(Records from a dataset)
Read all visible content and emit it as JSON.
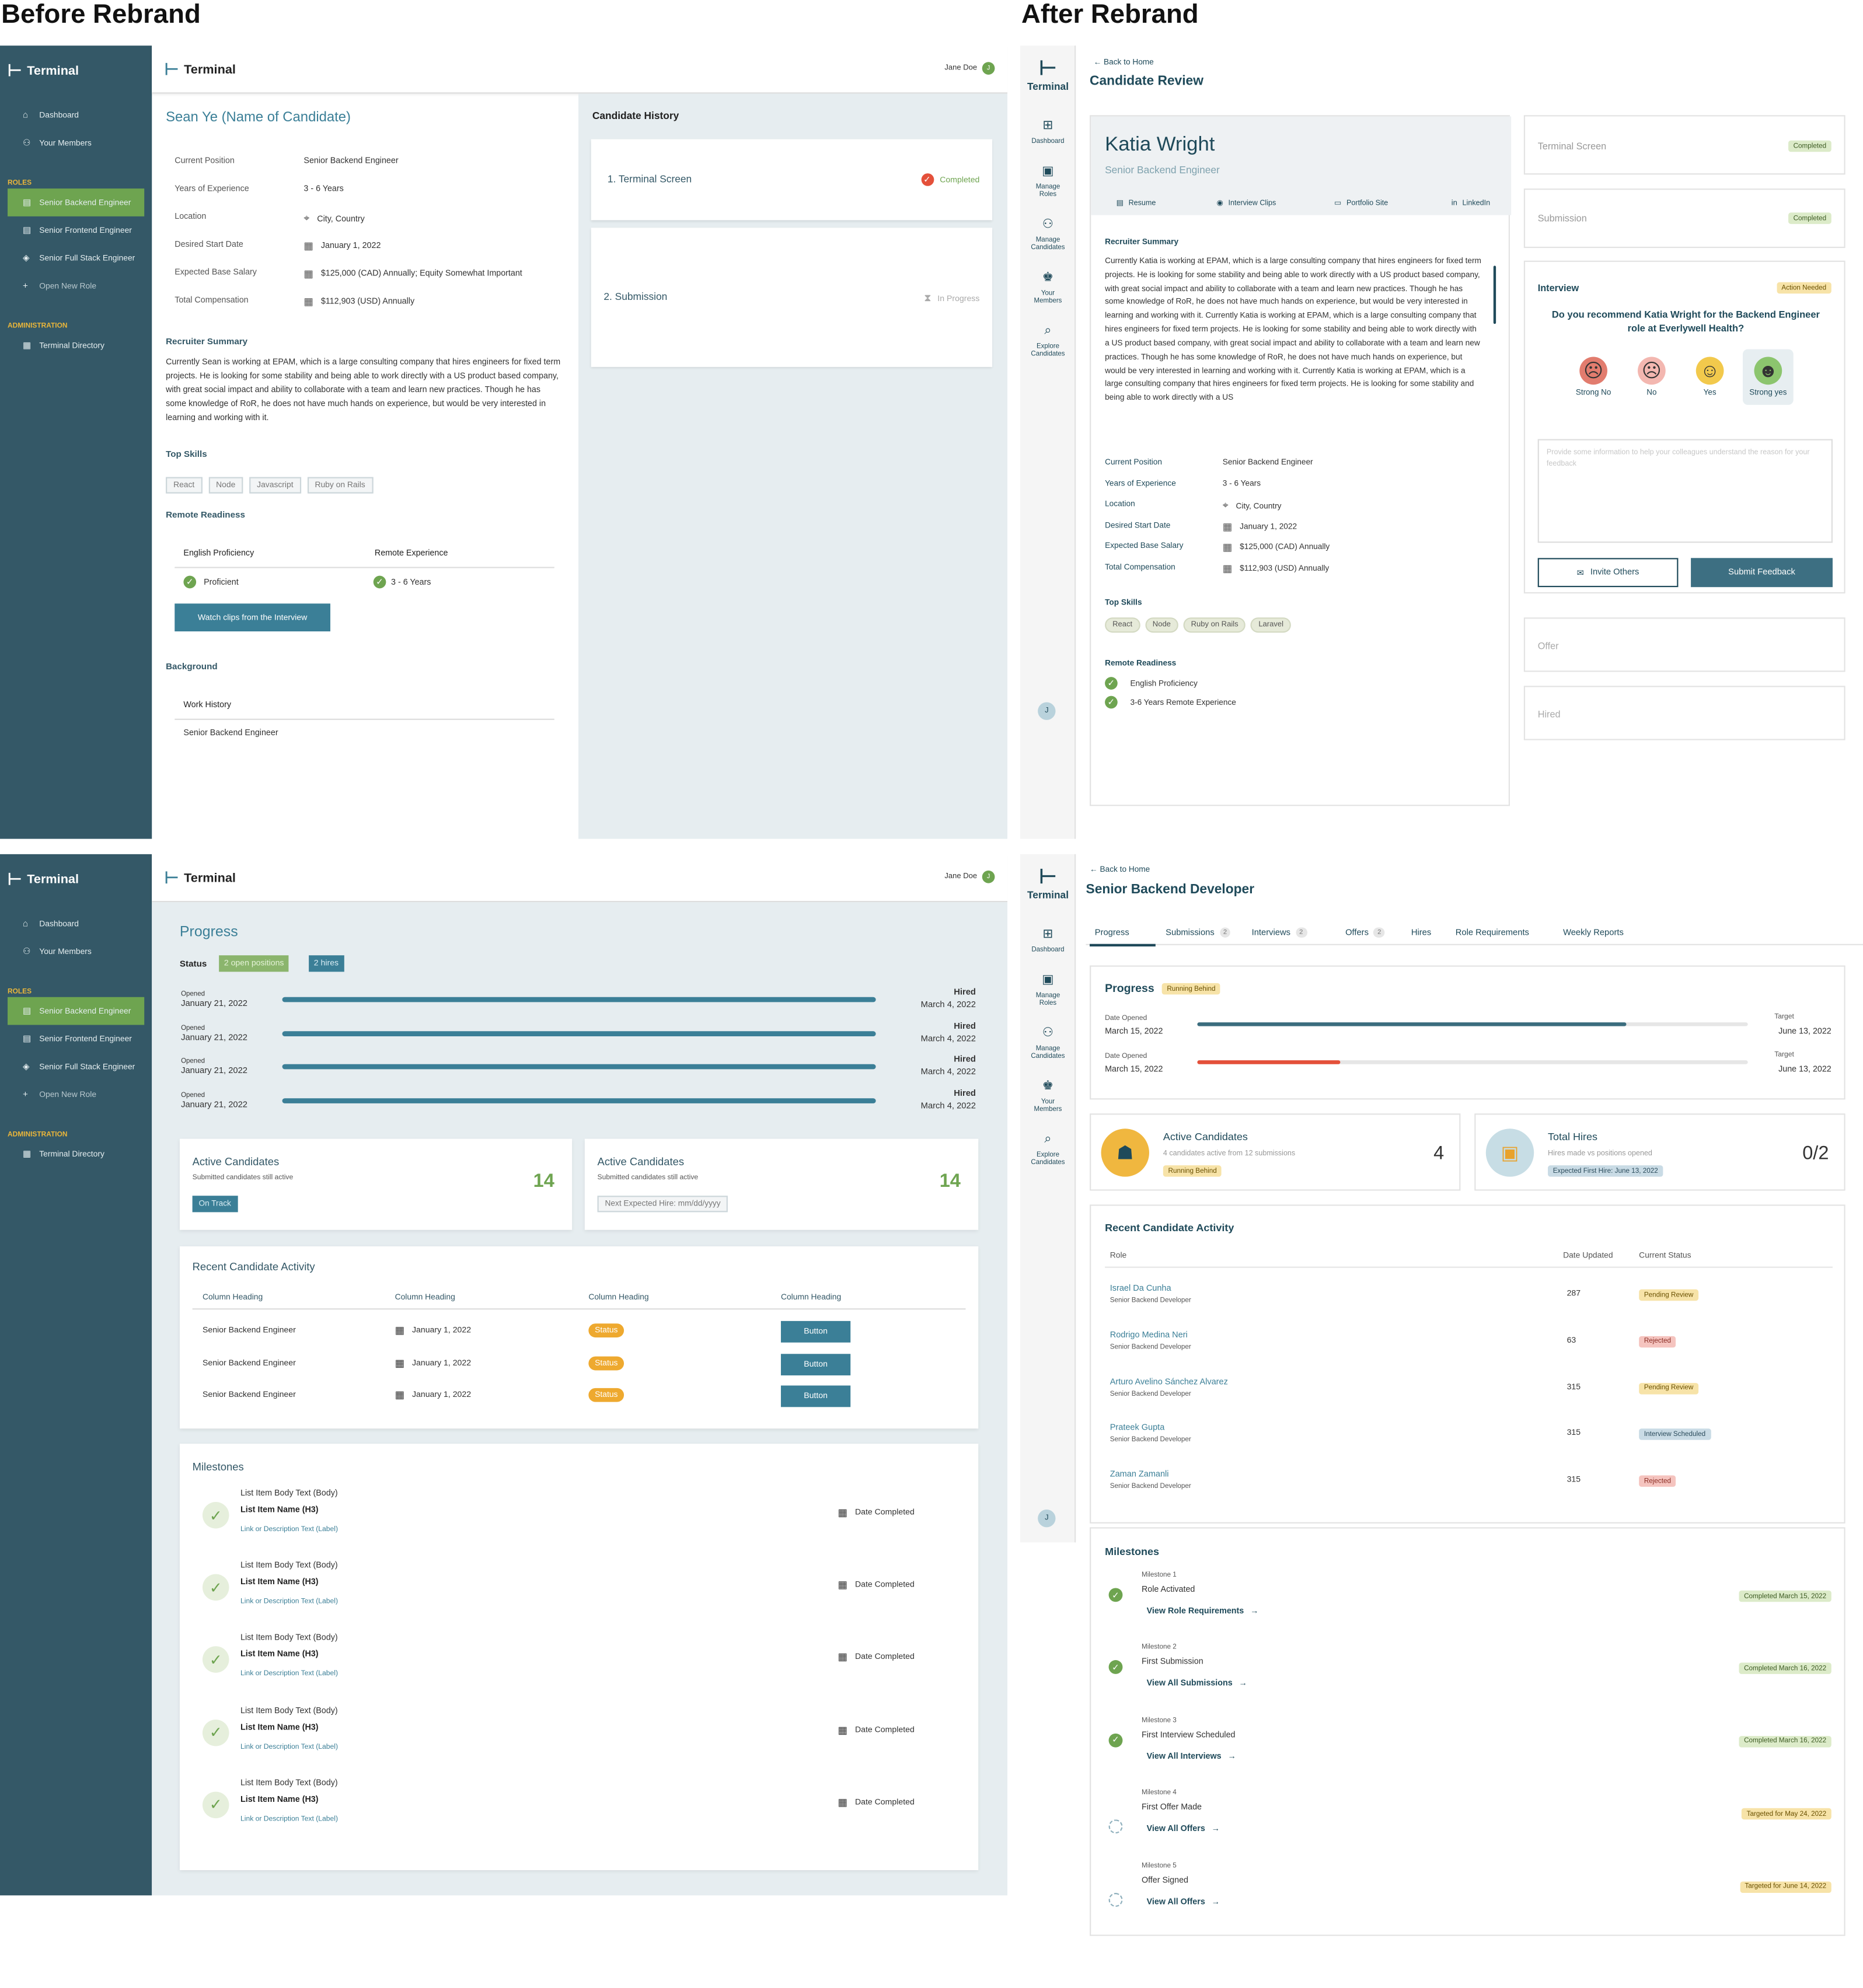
{
  "labels": {
    "before": "Before Rebrand",
    "after": "After Rebrand"
  },
  "brand": {
    "name": "Terminal",
    "user": "Jane Doe",
    "user_initial": "J",
    "avatar_initial": "J",
    "old_accent": "#6ea450",
    "old_sidebar": "#345867",
    "new_teal": "#1f4a5a"
  },
  "old_nav": {
    "dashboard": "Dashboard",
    "members": "Your Members",
    "roles_header": "ROLES",
    "role1": "Senior Backend Engineer",
    "role2": "Senior Frontend Engineer",
    "role3": "Senior Full Stack Engineer",
    "open_new": "Open New Role",
    "admin_header": "ADMINISTRATION",
    "directory": "Terminal Directory"
  },
  "new_nav": {
    "logo": "Terminal",
    "dashboard": "Dashboard",
    "manage_roles_1": "Manage",
    "manage_roles_2": "Roles",
    "manage_cand_1": "Manage",
    "manage_cand_2": "Candidates",
    "members_1": "Your",
    "members_2": "Members",
    "explore_1": "Explore",
    "explore_2": "Candidates"
  },
  "p1": {
    "title": "Sean Ye (Name of Candidate)",
    "details": [
      {
        "label": "Current Position",
        "value": "Senior Backend Engineer"
      },
      {
        "label": "Years of Experience",
        "value": "3 - 6 Years"
      },
      {
        "label": "Location",
        "value": "City, Country"
      },
      {
        "label": "Desired Start Date",
        "value": "January 1, 2022"
      },
      {
        "label": "Expected Base Salary",
        "value": "$125,000 (CAD) Annually; Equity Somewhat Important"
      },
      {
        "label": "Total Compensation",
        "value": "$112,903 (USD) Annually"
      }
    ],
    "summary_title": "Recruiter Summary",
    "summary": "Currently Sean is working at EPAM, which is a large consulting company that hires engineers for fixed term projects. He is looking for some stability and being able to work directly with a US product based company, with great social impact and ability to collaborate with a team and learn new practices. Though he has some knowledge of RoR, he does not have much hands on experience, but would be very interested in learning and working with it.",
    "skills_title": "Top Skills",
    "skills": [
      "React",
      "Node",
      "Javascript",
      "Ruby on Rails"
    ],
    "remote_title": "Remote Readiness",
    "english_h": "English Proficiency",
    "remote_h": "Remote Experience",
    "english_v": "Proficient",
    "remote_v": "3 - 6 Years",
    "clips_btn": "Watch clips from the Interview",
    "background_title": "Background",
    "work_h": "Work History",
    "work_v": "Senior Backend Engineer",
    "history_title": "Candidate History",
    "hist1": "1. Terminal Screen",
    "hist1_status": "Completed",
    "hist2": "2. Submission",
    "hist2_status": "In Progress"
  },
  "p2": {
    "back": "Back to Home",
    "title": "Candidate Review",
    "name": "Katia Wright",
    "role": "Senior Backend Engineer",
    "links": [
      "Resume",
      "Interview Clips",
      "Portfolio Site",
      "LinkedIn"
    ],
    "summary_title": "Recruiter Summary",
    "summary": "Currently Katia is working at EPAM, which is a large consulting company that hires engineers for fixed term projects. He is looking for some stability and being able to work directly with a US product based company, with great social impact and ability to collaborate with a team and learn new practices. Though he has some knowledge of RoR, he does not have much hands on experience, but would be very interested in learning and working with it. Currently Katia is working at EPAM, which is a large consulting company that hires engineers for fixed term projects. He is looking for some stability and being able to work directly with a US product based company, with great social impact and ability to collaborate with a team and learn new practices. Though he has some knowledge of RoR, he does not have much hands on experience, but would be very interested in learning and working with it. Currently Katia is working at EPAM, which is a large consulting company that hires engineers for fixed term projects. He is looking for some stability and being able to work directly with a US",
    "details": [
      {
        "label": "Current Position",
        "value": "Senior Backend Engineer"
      },
      {
        "label": "Years of Experience",
        "value": "3 - 6 Years"
      },
      {
        "label": "Location",
        "value": "City, Country"
      },
      {
        "label": "Desired Start Date",
        "value": "January 1, 2022"
      },
      {
        "label": "Expected Base Salary",
        "value": "$125,000 (CAD) Annually"
      },
      {
        "label": "Total Compensation",
        "value": "$112,903 (USD) Annually"
      }
    ],
    "skills_title": "Top Skills",
    "skills": [
      "React",
      "Node",
      "Ruby on Rails",
      "Laravel"
    ],
    "remote_title": "Remote Readiness",
    "remote_items": [
      "English Proficiency",
      "3-6 Years Remote Experience"
    ],
    "stage1": "Terminal Screen",
    "stage1_status": "Completed",
    "stage2": "Submission",
    "stage2_status": "Completed",
    "interview": "Interview",
    "interview_status": "Action Needed",
    "question": "Do you recommend Katia Wright for the Backend Engineer role at Everlywell Health?",
    "options": [
      "Strong No",
      "No",
      "Yes",
      "Strong yes"
    ],
    "feedback_placeholder": "Provide some information to help your colleagues understand the reason for your feedback",
    "invite": "Invite Others",
    "submit": "Submit Feedback",
    "stage4": "Offer",
    "stage5": "Hired"
  },
  "p3": {
    "title": "Progress",
    "status_label": "Status",
    "open_pos": "2 open positions",
    "hires": "2 hires",
    "rows": [
      {
        "opened_label": "Opened",
        "opened": "January 21, 2022",
        "hired_label": "Hired",
        "hired": "March 4, 2022",
        "progress": 1.0
      },
      {
        "opened_label": "Opened",
        "opened": "January 21, 2022",
        "hired_label": "Hired",
        "hired": "March 4, 2022",
        "progress": 1.0
      },
      {
        "opened_label": "Opened",
        "opened": "January 21, 2022",
        "hired_label": "Hired",
        "hired": "March 4, 2022",
        "progress": 1.0
      },
      {
        "opened_label": "Opened",
        "opened": "January 21, 2022",
        "hired_label": "Hired",
        "hired": "March 4, 2022",
        "progress": 1.0
      }
    ],
    "card1": {
      "title": "Active Candidates",
      "sub": "Submitted candidates still active",
      "num": "14",
      "tag": "On Track"
    },
    "card2": {
      "title": "Active Candidates",
      "sub": "Submitted candidates still active",
      "num": "14",
      "tag": "Next Expected Hire: mm/dd/yyyy"
    },
    "activity_title": "Recent Candidate Activity",
    "col": "Column Heading",
    "act_rows": [
      {
        "role": "Senior Backend Engineer",
        "date": "January 1, 2022",
        "status": "Status",
        "btn": "Button"
      },
      {
        "role": "Senior Backend Engineer",
        "date": "January 1, 2022",
        "status": "Status",
        "btn": "Button"
      },
      {
        "role": "Senior Backend Engineer",
        "date": "January 1, 2022",
        "status": "Status",
        "btn": "Button"
      }
    ],
    "milestones_title": "Milestones",
    "ms": {
      "body": "List Item Body Text (Body)",
      "name": "List Item Name (H3)",
      "link": "Link or Description Text (Label)",
      "date": "Date Completed"
    }
  },
  "p4": {
    "back": "Back to Home",
    "title": "Senior Backend Developer",
    "tabs": [
      {
        "label": "Progress",
        "count": ""
      },
      {
        "label": "Submissions",
        "count": "2"
      },
      {
        "label": "Interviews",
        "count": "2"
      },
      {
        "label": "Offers",
        "count": "2"
      },
      {
        "label": "Hires",
        "count": ""
      },
      {
        "label": "Role Requirements",
        "count": ""
      },
      {
        "label": "Weekly Reports",
        "count": ""
      }
    ],
    "progress_title": "Progress",
    "progress_tag": "Running Behind",
    "prog_rows": [
      {
        "opened_label": "Date Opened",
        "opened": "March 15, 2022",
        "target_label": "Target",
        "target": "June 13, 2022",
        "progress": 0.78,
        "color": "#3b6d7e"
      },
      {
        "opened_label": "Date Opened",
        "opened": "March 15, 2022",
        "target_label": "Target",
        "target": "June 13, 2022",
        "progress": 0.26,
        "color": "#e4503a"
      }
    ],
    "active": {
      "title": "Active Candidates",
      "sub": "4 candidates active from 12 submissions",
      "tag": "Running Behind",
      "num": "4"
    },
    "hires": {
      "title": "Total Hires",
      "sub": "Hires made vs positions opened",
      "tag": "Expected First Hire: June 13, 2022",
      "num": "0/2"
    },
    "activity_title": "Recent Candidate Activity",
    "cols": [
      "Role",
      "Date Updated",
      "Current Status"
    ],
    "act_rows": [
      {
        "name": "Israel Da Cunha",
        "role": "Senior Backend Developer",
        "date": "287",
        "status": "Pending Review",
        "kind": "yel"
      },
      {
        "name": "Rodrigo Medina Neri",
        "role": "Senior Backend Developer",
        "date": "63",
        "status": "Rejected",
        "kind": "red"
      },
      {
        "name": "Arturo Avelino Sánchez Alvarez",
        "role": "Senior Backend Developer",
        "date": "315",
        "status": "Pending Review",
        "kind": "yel"
      },
      {
        "name": "Prateek Gupta",
        "role": "Senior Backend Developer",
        "date": "315",
        "status": "Interview Scheduled",
        "kind": "blu"
      },
      {
        "name": "Zaman Zamanli",
        "role": "Senior Backend Developer",
        "date": "315",
        "status": "Rejected",
        "kind": "red"
      }
    ],
    "milestones_title": "Milestones",
    "milestones": [
      {
        "num": "Milestone 1",
        "name": "Role Activated",
        "link": "View Role Requirements",
        "tag": "Completed March 15, 2022",
        "done": true
      },
      {
        "num": "Milestone 2",
        "name": "First Submission",
        "link": "View All Submissions",
        "tag": "Completed March 16, 2022",
        "done": true
      },
      {
        "num": "Milestone 3",
        "name": "First Interview Scheduled",
        "link": "View All Interviews",
        "tag": "Completed March 16, 2022",
        "done": true
      },
      {
        "num": "Milestone 4",
        "name": "First Offer Made",
        "link": "View All Offers",
        "tag": "Targeted for May 24, 2022",
        "done": false
      },
      {
        "num": "Milestone 5",
        "name": "Offer Signed",
        "link": "View All Offers",
        "tag": "Targeted for June 14, 2022",
        "done": false
      }
    ]
  },
  "icons": {
    "logo": "terminal-logo-icon",
    "home": "home-icon",
    "user": "user-icon",
    "list": "list-icon",
    "plus": "plus-icon",
    "dir": "directory-icon",
    "cal": "calendar-icon",
    "pin": "location-pin-icon",
    "check": "check-icon",
    "hourglass": "hourglass-icon"
  }
}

What is asked: Determine how many lines in the listing above hold the string "Annually", then write only the number.

Result: 4